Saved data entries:
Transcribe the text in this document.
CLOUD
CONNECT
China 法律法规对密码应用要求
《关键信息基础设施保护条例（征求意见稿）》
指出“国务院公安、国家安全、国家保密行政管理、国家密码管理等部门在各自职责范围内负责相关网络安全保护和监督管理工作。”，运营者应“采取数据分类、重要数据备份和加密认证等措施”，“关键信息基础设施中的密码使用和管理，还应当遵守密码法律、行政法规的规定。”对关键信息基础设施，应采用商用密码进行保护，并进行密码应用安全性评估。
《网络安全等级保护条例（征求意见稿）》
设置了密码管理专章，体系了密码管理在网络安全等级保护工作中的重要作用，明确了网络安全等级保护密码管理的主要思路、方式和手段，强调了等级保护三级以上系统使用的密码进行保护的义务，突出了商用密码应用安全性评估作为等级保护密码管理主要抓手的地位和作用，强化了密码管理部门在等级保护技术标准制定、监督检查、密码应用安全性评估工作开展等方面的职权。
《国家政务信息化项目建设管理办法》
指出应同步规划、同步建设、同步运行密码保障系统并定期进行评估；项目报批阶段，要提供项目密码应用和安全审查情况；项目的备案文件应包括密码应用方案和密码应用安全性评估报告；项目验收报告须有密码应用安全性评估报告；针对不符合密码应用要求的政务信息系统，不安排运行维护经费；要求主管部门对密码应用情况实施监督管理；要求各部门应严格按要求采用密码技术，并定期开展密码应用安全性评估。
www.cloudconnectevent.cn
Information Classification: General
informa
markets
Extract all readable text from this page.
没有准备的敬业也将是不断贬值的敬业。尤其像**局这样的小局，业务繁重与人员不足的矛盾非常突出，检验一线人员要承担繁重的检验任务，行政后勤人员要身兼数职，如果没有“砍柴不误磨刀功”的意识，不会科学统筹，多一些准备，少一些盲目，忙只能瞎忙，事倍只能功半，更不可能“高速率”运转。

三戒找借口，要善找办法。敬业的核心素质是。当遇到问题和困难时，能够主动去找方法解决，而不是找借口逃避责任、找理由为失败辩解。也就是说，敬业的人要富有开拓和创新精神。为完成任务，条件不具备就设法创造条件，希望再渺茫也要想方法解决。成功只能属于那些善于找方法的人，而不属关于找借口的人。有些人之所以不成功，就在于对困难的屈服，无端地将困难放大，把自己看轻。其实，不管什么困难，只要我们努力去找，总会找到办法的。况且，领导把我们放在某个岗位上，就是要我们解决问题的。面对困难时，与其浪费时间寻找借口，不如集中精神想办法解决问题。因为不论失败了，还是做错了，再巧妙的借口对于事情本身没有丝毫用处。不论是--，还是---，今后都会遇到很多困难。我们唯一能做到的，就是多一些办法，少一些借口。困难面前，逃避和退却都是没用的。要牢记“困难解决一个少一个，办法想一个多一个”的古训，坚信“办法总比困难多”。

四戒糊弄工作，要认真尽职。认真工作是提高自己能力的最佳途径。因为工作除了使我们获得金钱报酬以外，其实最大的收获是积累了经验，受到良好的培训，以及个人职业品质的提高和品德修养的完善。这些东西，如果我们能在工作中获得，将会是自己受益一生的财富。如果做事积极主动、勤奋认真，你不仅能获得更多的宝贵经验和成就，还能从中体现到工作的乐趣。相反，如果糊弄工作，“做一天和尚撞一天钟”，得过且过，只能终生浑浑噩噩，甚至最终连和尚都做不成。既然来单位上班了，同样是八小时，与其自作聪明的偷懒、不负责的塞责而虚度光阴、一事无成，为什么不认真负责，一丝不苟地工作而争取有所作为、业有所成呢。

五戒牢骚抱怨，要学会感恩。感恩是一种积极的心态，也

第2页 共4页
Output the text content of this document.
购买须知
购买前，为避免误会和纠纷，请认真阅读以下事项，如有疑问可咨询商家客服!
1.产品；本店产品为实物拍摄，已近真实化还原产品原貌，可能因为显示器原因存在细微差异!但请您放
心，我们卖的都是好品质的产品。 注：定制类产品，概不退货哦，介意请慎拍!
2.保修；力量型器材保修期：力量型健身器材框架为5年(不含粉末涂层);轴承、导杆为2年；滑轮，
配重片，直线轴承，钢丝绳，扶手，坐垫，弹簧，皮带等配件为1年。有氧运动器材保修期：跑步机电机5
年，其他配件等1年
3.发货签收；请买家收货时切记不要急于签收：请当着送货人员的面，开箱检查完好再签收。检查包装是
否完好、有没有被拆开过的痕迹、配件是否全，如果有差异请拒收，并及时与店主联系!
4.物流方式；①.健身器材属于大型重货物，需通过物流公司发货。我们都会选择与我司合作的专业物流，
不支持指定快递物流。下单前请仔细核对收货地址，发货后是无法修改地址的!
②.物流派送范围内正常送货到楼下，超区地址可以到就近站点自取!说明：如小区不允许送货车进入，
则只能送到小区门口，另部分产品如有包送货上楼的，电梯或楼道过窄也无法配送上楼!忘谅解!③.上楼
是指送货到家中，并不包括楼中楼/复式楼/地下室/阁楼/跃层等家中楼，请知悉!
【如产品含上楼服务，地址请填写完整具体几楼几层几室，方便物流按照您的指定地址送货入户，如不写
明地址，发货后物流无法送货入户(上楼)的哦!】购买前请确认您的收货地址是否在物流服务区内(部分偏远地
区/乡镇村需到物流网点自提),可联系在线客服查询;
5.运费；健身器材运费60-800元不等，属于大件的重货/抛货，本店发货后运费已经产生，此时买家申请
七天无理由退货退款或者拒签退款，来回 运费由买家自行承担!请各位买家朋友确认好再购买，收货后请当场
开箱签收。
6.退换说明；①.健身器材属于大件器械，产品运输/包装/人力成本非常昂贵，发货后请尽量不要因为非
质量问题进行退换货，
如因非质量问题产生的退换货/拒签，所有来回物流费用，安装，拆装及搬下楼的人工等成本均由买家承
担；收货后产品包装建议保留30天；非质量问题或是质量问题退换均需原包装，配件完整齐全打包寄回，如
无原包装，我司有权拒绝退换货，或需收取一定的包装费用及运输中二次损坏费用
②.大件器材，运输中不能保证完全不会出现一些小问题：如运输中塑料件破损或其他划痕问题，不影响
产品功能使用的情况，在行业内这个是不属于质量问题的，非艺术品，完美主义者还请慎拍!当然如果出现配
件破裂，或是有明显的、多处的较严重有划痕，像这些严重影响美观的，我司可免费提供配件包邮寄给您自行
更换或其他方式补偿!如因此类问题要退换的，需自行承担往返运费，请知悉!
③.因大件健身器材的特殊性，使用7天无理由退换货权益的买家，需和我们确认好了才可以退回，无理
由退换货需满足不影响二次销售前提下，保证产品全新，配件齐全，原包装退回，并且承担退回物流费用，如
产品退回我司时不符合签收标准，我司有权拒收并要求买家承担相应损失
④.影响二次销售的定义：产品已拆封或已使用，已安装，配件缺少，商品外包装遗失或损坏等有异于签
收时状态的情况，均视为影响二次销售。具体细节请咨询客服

Instruction:
Going through the lines above one by one, tally those with the word "text" and give only the total.

Solution to the exercise:
3